- _Stated task_
Copy each line below without leaving any out.

- _Record excerpts_
┌────────

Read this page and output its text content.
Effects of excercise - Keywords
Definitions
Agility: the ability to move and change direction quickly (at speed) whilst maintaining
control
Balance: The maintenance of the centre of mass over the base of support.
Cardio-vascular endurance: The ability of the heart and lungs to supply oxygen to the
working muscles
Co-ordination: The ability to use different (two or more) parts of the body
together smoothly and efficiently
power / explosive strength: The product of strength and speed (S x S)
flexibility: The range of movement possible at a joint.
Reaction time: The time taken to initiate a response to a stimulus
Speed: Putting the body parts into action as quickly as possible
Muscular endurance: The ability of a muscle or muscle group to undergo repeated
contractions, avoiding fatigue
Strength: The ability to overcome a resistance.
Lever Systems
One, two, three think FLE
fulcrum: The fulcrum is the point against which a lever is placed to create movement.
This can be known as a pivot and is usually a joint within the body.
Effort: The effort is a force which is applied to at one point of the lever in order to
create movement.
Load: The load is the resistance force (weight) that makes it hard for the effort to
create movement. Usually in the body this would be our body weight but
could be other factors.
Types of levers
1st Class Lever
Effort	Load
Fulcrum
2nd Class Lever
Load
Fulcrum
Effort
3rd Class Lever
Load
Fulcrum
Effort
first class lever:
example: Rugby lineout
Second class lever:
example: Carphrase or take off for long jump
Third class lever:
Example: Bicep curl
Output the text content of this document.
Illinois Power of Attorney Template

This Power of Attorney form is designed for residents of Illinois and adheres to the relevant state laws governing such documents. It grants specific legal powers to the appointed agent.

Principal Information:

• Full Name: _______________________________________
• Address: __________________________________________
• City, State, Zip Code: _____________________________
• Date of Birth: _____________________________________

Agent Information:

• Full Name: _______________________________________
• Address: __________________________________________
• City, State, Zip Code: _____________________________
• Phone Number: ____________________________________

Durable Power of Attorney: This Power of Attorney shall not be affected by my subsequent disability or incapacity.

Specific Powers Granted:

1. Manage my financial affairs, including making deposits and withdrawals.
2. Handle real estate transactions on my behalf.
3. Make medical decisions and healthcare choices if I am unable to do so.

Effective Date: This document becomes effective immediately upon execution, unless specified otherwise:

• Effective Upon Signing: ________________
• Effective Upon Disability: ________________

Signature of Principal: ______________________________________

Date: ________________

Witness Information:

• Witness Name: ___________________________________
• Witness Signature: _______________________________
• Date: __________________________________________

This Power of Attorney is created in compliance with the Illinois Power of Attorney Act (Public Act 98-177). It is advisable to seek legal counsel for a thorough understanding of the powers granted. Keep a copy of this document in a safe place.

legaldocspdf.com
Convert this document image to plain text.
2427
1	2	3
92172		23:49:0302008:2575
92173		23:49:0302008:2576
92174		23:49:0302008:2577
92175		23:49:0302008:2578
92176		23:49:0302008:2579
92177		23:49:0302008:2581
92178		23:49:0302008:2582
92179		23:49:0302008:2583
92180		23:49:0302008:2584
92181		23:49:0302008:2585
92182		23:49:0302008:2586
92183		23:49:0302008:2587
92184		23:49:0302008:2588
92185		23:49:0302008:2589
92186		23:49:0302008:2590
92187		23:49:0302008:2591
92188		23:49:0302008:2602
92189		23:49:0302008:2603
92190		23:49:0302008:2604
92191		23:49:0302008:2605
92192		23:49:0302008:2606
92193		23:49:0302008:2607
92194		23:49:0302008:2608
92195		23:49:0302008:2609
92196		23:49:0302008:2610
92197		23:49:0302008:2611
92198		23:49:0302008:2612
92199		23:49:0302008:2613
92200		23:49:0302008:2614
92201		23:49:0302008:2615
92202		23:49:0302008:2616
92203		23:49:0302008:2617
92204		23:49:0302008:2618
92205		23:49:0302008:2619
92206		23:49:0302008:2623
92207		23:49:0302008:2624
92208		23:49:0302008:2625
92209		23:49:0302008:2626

└────────

- _Written response_
Read this page and output its text content.
Effects of excercise - Keywords
Definitions
Agility: the ability to move and change direction quickly (at speed) whilst maintaining
control
Balance: The maintenance of the centre of mass over the base of support.
Cardio-vascular endurance: The ability of the heart and lungs to supply oxygen to the
working muscles
Co-ordination: The ability to use different (two or more) parts of the body
together smoothly and efficiently
power / explosive strength: The product of strength and speed (S x S)
flexibility: The range of movement possible at a joint.
Reaction time: The time taken to initiate a response to a stimulus
Speed: Putting the body parts into action as quickly as possible
Muscular endurance: The ability of a muscle or muscle group to undergo repeated
contractions, avoiding fatigue
Strength: The ability to overcome a resistance.
Lever Systems
One, two, three think FLE
fulcrum: The fulcrum is the point against which a lever is placed to create movement.
This can be known as a pivot and is usually a joint within the body.
Effort: The effort is a force which is applied to at one point of the lever in order to
create movement.
Load: The load is the resistance force (weight) that makes it hard for the effort to
create movement. Usually in the body this would be our body weight but
could be other factors.
Types of levers
1st Class Lever
Effort	Load
Fulcrum
2nd Class Lever
Load
Fulcrum
Effort
3rd Class Lever
Load
Fulcrum
Effort
first class lever:
example: Rugby lineout
Second class lever:
example: Carphrase or take off for long jump
Third class lever:
Example: Bicep curl
Output the text content of this document.
Illinois Power of Attorney Template

This Power of Attorney form is designed for residents of Illinois and adheres to the relevant state laws governing such documents. It grants specific legal powers to the appointed agent.

Principal Information:

• Full Name: _______________________________________
• Address: __________________________________________
• City, State, Zip Code: _____________________________
• Date of Birth: _____________________________________

Agent Information:

• Full Name: _______________________________________
• Address: __________________________________________
• City, State, Zip Code: _____________________________
• Phone Number: ____________________________________

Durable Power of Attorney: This Power of Attorney shall not be affected by my subsequent disability or incapacity.

Specific Powers Granted:

1. Manage my financial affairs, including making deposits and withdrawals.
2. Handle real estate transactions on my behalf.
3. Make medical decisions and healthcare choices if I am unable to do so.

Effective Date: This document becomes effective immediately upon execution, unless specified otherwise:

• Effective Upon Signing: ________________
• Effective Upon Disability: ________________

Signature of Principal: ______________________________________

Date: ________________

Witness Information:

• Witness Name: ___________________________________
• Witness Signature: _______________________________
• Date: __________________________________________

This Power of Attorney is created in compliance with the Illinois Power of Attorney Act (Public Act 98-177). It is advisable to seek legal counsel for a thorough understanding of the powers granted. Keep a copy of this document in a safe place.

legaldocspdf.com
Convert this document image to plain text.
2427
1	2	3
92172		23:49:0302008:2575
92173		23:49:0302008:2576
92174		23:49:0302008:2577
92175		23:49:0302008:2578
92176		23:49:0302008:2579
92177		23:49:0302008:2581
92178		23:49:0302008:2582
92179		23:49:0302008:2583
92180		23:49:0302008:2584
92181		23:49:0302008:2585
92182		23:49:0302008:2586
92183		23:49:0302008:2587
92184		23:49:0302008:2588
92185		23:49:0302008:2589
92186		23:49:0302008:2590
92187		23:49:0302008:2591
92188		23:49:0302008:2602
92189		23:49:0302008:2603
92190		23:49:0302008:2604
92191		23:49:0302008:2605
92192		23:49:0302008:2606
92193		23:49:0302008:2607
92194		23:49:0302008:2608
92195		23:49:0302008:2609
92196		23:49:0302008:2610
92197		23:49:0302008:2611
92198		23:49:0302008:2612
92199		23:49:0302008:2613
92200		23:49:0302008:2614
92201		23:49:0302008:2615
92202		23:49:0302008:2616
92203		23:49:0302008:2617
92204		23:49:0302008:2618
92205		23:49:0302008:2619
92206		23:49:0302008:2623
92207		23:49:0302008:2624
92208		23:49:0302008:2625
92209		23:49:0302008:2626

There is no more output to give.